#### [Aim]
Lines containing the word "希望小売価格" need to be counted. Please reply with how many there are, and nothing else.

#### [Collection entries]
____
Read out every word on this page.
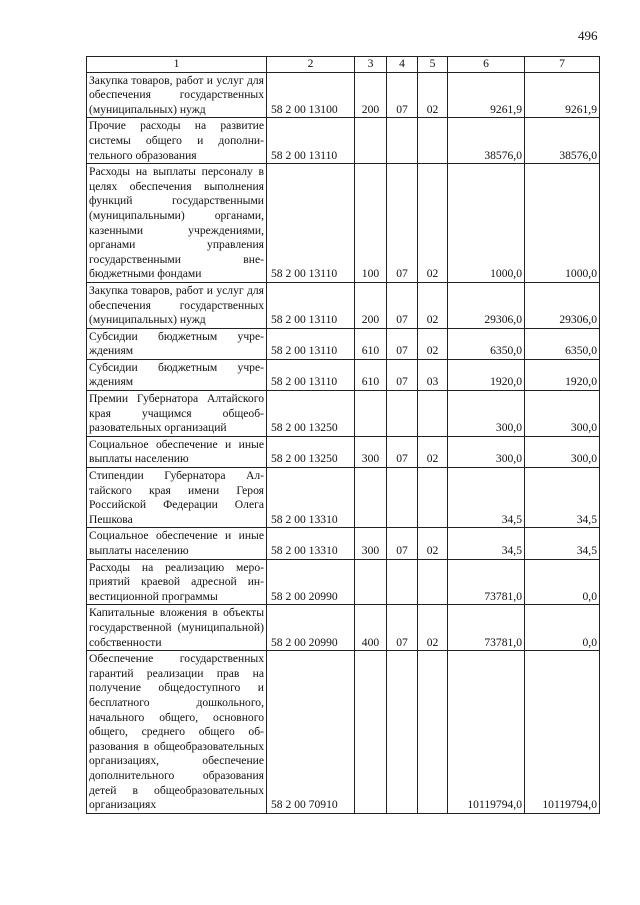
496
1	2	3	4	5	6	7
Закупка товаров, работ и услуг для обеспечения государственных (муниципальных) нужд	58 2 00 13100	200	07	02	9261,9	9261,9
Прочие расходы на развитие системы общего и дополнительного образования	58 2 00 13110				38576,0	38576,0
Расходы на выплаты персоналу в целях обеспечения выполнения функций государственными (муниципальными) органами, казенными учреждениями, органами управления государственными внебюджетными фондами	58 2 00 13110	100	07	02	1000,0	1000,0
Закупка товаров, работ и услуг для обеспечения государственных (муниципальных) нужд	58 2 00 13110	200	07	02	29306,0	29306,0
Субсидии бюджетным учреждениям	58 2 00 13110	610	07	02	6350,0	6350,0
Субсидии бюджетным учреждениям	58 2 00 13110	610	07	03	1920,0	1920,0
Премии Губернатора Алтайского края учащимся общеобразовательных организаций	58 2 00 13250				300,0	300,0
Социальное обеспечение и иные выплаты населению	58 2 00 13250	300	07	02	300,0	300,0
Стипендии Губернатора Алтайского края имени Героя Российской Федерации Олега Пешкова	58 2 00 13310				34,5	34,5
Социальное обеспечение и иные выплаты населению	58 2 00 13310	300	07	02	34,5	34,5
Расходы на реализацию мероприятий краевой адресной инвестиционной программы	58 2 00 20990				73781,0	0,0
Капитальные вложения в объекты государственной (муниципальной) собственности	58 2 00 20990	400	07	02	73781,0	0,0
Обеспечение государственных гарантий реализации прав на получение общедоступного и бесплатного дошкольного, начального общего, основного общего, среднего общего образования в общеобразовательных организациях, обеспечение дополнительного образования детей в общеобразовательных организациях	58 2 00 70910				10119794,0	10119794,0
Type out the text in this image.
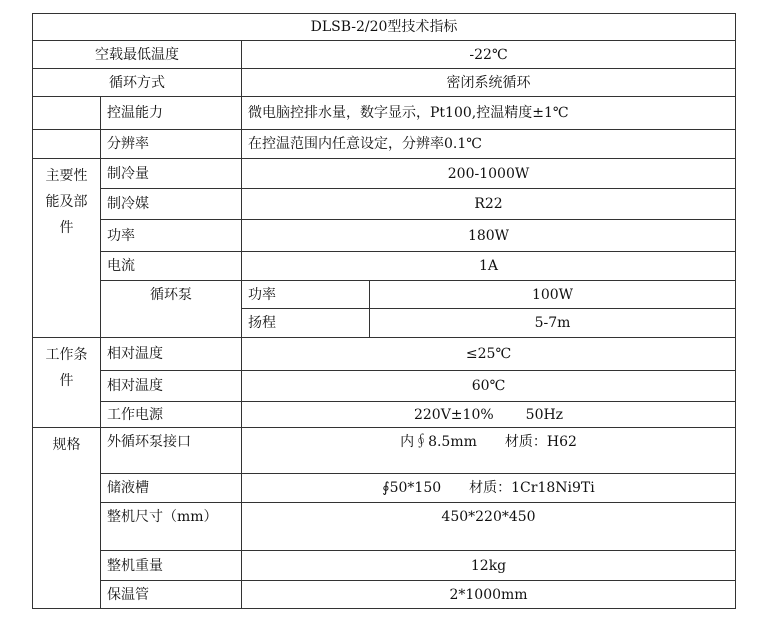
DLSB-2/20型技术指标			
空载最低温度		-22℃	
循环方式		密闭系统循环	
	控温能力	微电脑控排水量，数字显示，Pt100,控温精度±1℃	
	分辨率	在控温范围内任意设定，分辨率0.1℃	
主要性能及部件	制冷量	200-1000W	
	制冷媒	R22	
	功率	180W	
	电流	1A	
	循环泵	功率	100W
		扬程	5-7m
工作条件	相对温度	≤25℃	
	相对温度	60℃	
	工作电源	220V±10% 50Hz	
规格	外循环泵接口	内∮8.5mm 材质：H62	
	储液槽	∮50*150 材质：1Cr18Ni9Ti	
	整机尺寸（mm）	450*220*450	
	整机重量	12kg	
	保温管	2*1000mm	
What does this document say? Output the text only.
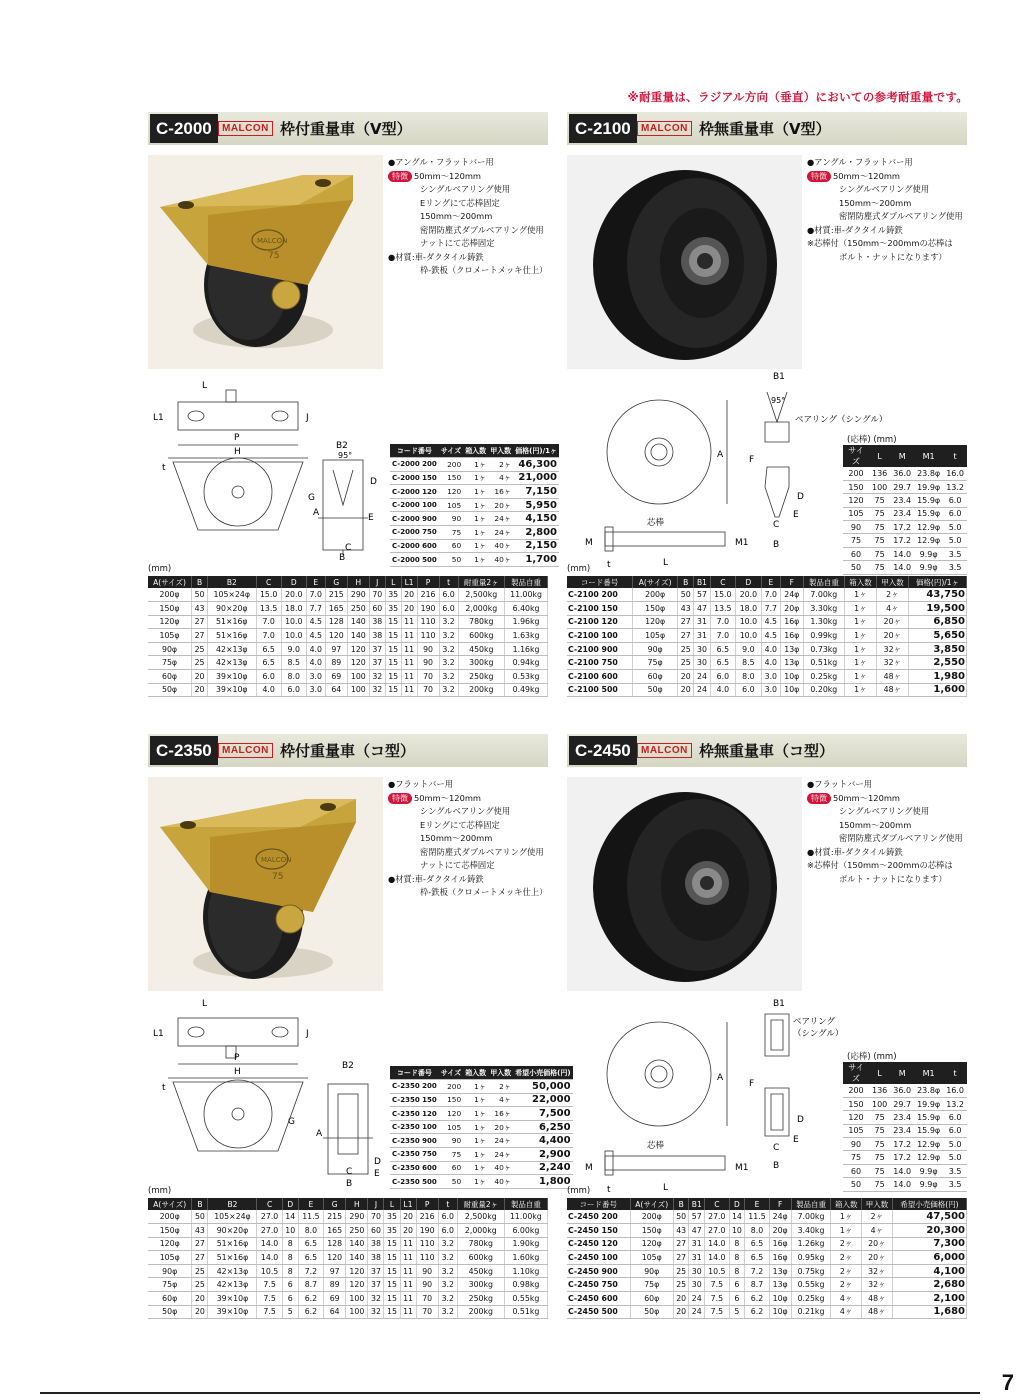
※耐重量は、ラジアル方向（垂直）においての参考耐重量です。
C-2000	MALCON 枠付重量車（V型）
MALCON
75
●アングル・フラットバー用
特徴 50mm～120mm
シングルベアリング使用
Eリングにて芯棒固定
150mm～200mm
密閉防塵式ダブルベアリング使用
ナットにて芯棒固定
●材質:車-ダクタイル鋳鉄
枠-鉄板（クロメートメッキ仕上）
L
L1	J
P
H
t
G
A
B2
95°
D
E
C
B
コード番号	サイズ	箱入数	甲入数	価格(円)/1ヶ
C-2000 200	200	1ヶ	2ヶ	46,300
C-2000 150	150	1ヶ	4ヶ	21,000
C-2000 120	120	1ヶ	16ヶ	7,150
C-2000 100	105	1ヶ	20ヶ	5,950
C-2000 900	90	1ヶ	24ヶ	4,150
C-2000 750	75	1ヶ	24ヶ	2,800
C-2000 600	60	1ヶ	40ヶ	2,150
C-2000 500	50	1ヶ	40ヶ	1,700
(mm)
A(サイズ)	B	B2	C	D	E	G	H	J	L	L1	P	t	耐重量2ヶ	製品自重
200φ	50	105×24φ	15.0	20.0	7.0	215	290	70	35	20	216	6.0	2,500kg	11.00kg
150φ	43	90×20φ	13.5	18.0	7.7	165	250	60	35	20	190	6.0	2,000kg	6.40kg
120φ	27	51×16φ	7.0	10.0	4.5	128	140	38	15	11	110	3.2	780kg	1.96kg
105φ	27	51×16φ	7.0	10.0	4.5	120	140	38	15	11	110	3.2	600kg	1.63kg
90φ	25	42×13φ	6.5	9.0	4.0	97	120	37	15	11	90	3.2	450kg	1.16kg
75φ	25	42×13φ	6.5	8.5	4.0	89	120	37	15	11	90	3.2	300kg	0.94kg
60φ	20	39×10φ	6.0	8.0	3.0	69	100	32	15	11	70	3.2	250kg	0.53kg
50φ	20	39×10φ	4.0	6.0	3.0	64	100	32	15	11	70	3.2	200kg	0.49kg
C-2100	MALCON 枠無重量車（V型）
●アングル・フラットバー用
特徴 50mm～120mm
シングルベアリング使用
150mm～200mm
密閉防塵式ダブルベアリング使用
●材質:車-ダクタイル鋳鉄
※芯棒付（150mm～200mmの芯棒は
ボルト・ナットになります）
B1
95°
ベアリング（シングル）
A	F
D
E
C
B
芯棒
M	M1
L
t
(応棒) (mm)
サイズ	L	M	M1	t
200	136	36.0	23.8φ	16.0
150	100	29.7	19.9φ	13.2
120	75	23.4	15.9φ	6.0
105	75	23.4	15.9φ	6.0
90	75	17.2	12.9φ	5.0
75	75	17.2	12.9φ	5.0
60	75	14.0	9.9φ	3.5
50	75	14.0	9.9φ	3.5
(mm)
コード番号	A(サイズ)	B	B1	C	D	E	F	製品自重	箱入数	甲入数	価格(円)/1ヶ
C-2100 200	200φ	50	57	15.0	20.0	7.0	24φ	7.00kg	1ヶ	2ヶ	43,750
C-2100 150	150φ	43	47	13.5	18.0	7.7	20φ	3.30kg	1ヶ	4ヶ	19,500
C-2100 120	120φ	27	31	7.0	10.0	4.5	16φ	1.30kg	1ヶ	20ヶ	6,850
C-2100 100	105φ	27	31	7.0	10.0	4.5	16φ	0.99kg	1ヶ	20ヶ	5,650
C-2100 900	90φ	25	30	6.5	9.0	4.0	13φ	0.73kg	1ヶ	32ヶ	3,850
C-2100 750	75φ	25	30	6.5	8.5	4.0	13φ	0.51kg	1ヶ	32ヶ	2,550
C-2100 600	60φ	20	24	6.0	8.0	3.0	10φ	0.25kg	1ヶ	48ヶ	1,980
C-2100 500	50φ	20	24	4.0	6.0	3.0	10φ	0.20kg	1ヶ	48ヶ	1,600
C-2350	MALCON 枠付重量車（コ型）
MALCON
75
●フラットバー用
特徴 50mm～120mm
シングルベアリング使用
Eリングにて芯棒固定
150mm～200mm
密閉防塵式ダブルベアリング使用
ナットにて芯棒固定
●材質:車-ダクタイル鋳鉄
枠-鉄板（クロメートメッキ仕上）
L
L1	J
P
H
t
G
A
B2
D
E
C
B
コード番号	サイズ	箱入数	甲入数	希望小売価格(円)
C-2350 200	200	1ヶ	2ヶ	50,000
C-2350 150	150	1ヶ	4ヶ	22,000
C-2350 120	120	1ヶ	16ヶ	7,500
C-2350 100	105	1ヶ	20ヶ	6,250
C-2350 900	90	1ヶ	24ヶ	4,400
C-2350 750	75	1ヶ	24ヶ	2,900
C-2350 600	60	1ヶ	40ヶ	2,240
C-2350 500	50	1ヶ	40ヶ	1,800
(mm)
A(サイズ)	B	B2	C	D	E	G	H	J	L	L1	P	t	耐重量2ヶ	製品自重
200φ	50	105×24φ	27.0	14	11.5	215	290	70	35	20	216	6.0	2,500kg	11.00kg
150φ	43	90×20φ	27.0	10	8.0	165	250	60	35	20	190	6.0	2,000kg	6.00kg
120φ	27	51×16φ	14.0	8	6.5	128	140	38	15	11	110	3.2	780kg	1.90kg
105φ	27	51×16φ	14.0	8	6.5	120	140	38	15	11	110	3.2	600kg	1.60kg
90φ	25	42×13φ	10.5	8	7.2	97	120	37	15	11	90	3.2	450kg	1.10kg
75φ	25	42×13φ	7.5	6	8.7	89	120	37	15	11	90	3.2	300kg	0.98kg
60φ	20	39×10φ	7.5	6	6.2	69	100	32	15	11	70	3.2	250kg	0.55kg
50φ	20	39×10φ	7.5	5	6.2	64	100	32	15	11	70	3.2	200kg	0.51kg
C-2450	MALCON 枠無重量車（コ型）
●フラットバー用
特徴 50mm～120mm
シングルベアリング使用
150mm～200mm
密閉防塵式ダブルベアリング使用
●材質:車-ダクタイル鋳鉄
※芯棒付（150mm～200mmの芯棒は
ボルト・ナットになります）
B1
ベアリング
（シングル）
A
F
D
E
C
B
芯棒
M	M1
L
t
(応棒) (mm)
サイズ	L	M	M1	t
200	136	36.0	23.8φ	16.0
150	100	29.7	19.9φ	13.2
120	75	23.4	15.9φ	6.0
105	75	23.4	15.9φ	6.0
90	75	17.2	12.9φ	5.0
75	75	17.2	12.9φ	5.0
60	75	14.0	9.9φ	3.5
50	75	14.0	9.9φ	3.5
(mm)
コード番号	A(サイズ)	B	B1	C	D	E	F	製品自重	箱入数	甲入数	希望小売価格(円)
C-2450 200	200φ	50	57	27.0	14	11.5	24φ	7.00kg	1ヶ	2ヶ	47,500
C-2450 150	150φ	43	47	27.0	10	8.0	20φ	3.40kg	1ヶ	4ヶ	20,300
C-2450 120	120φ	27	31	14.0	8	6.5	16φ	1.26kg	2ヶ	20ヶ	7,300
C-2450 100	105φ	27	31	14.0	8	6.5	16φ	0.95kg	2ヶ	20ヶ	6,000
C-2450 900	90φ	25	30	10.5	8	7.2	13φ	0.75kg	2ヶ	32ヶ	4,100
C-2450 750	75φ	25	30	7.5	6	8.7	13φ	0.55kg	2ヶ	32ヶ	2,680
C-2450 600	60φ	20	24	7.5	6	6.2	10φ	0.25kg	4ヶ	48ヶ	2,100
C-2450 500	50φ	20	24	7.5	5	6.2	10φ	0.21kg	4ヶ	48ヶ	1,680
7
____
#### [Written response]
2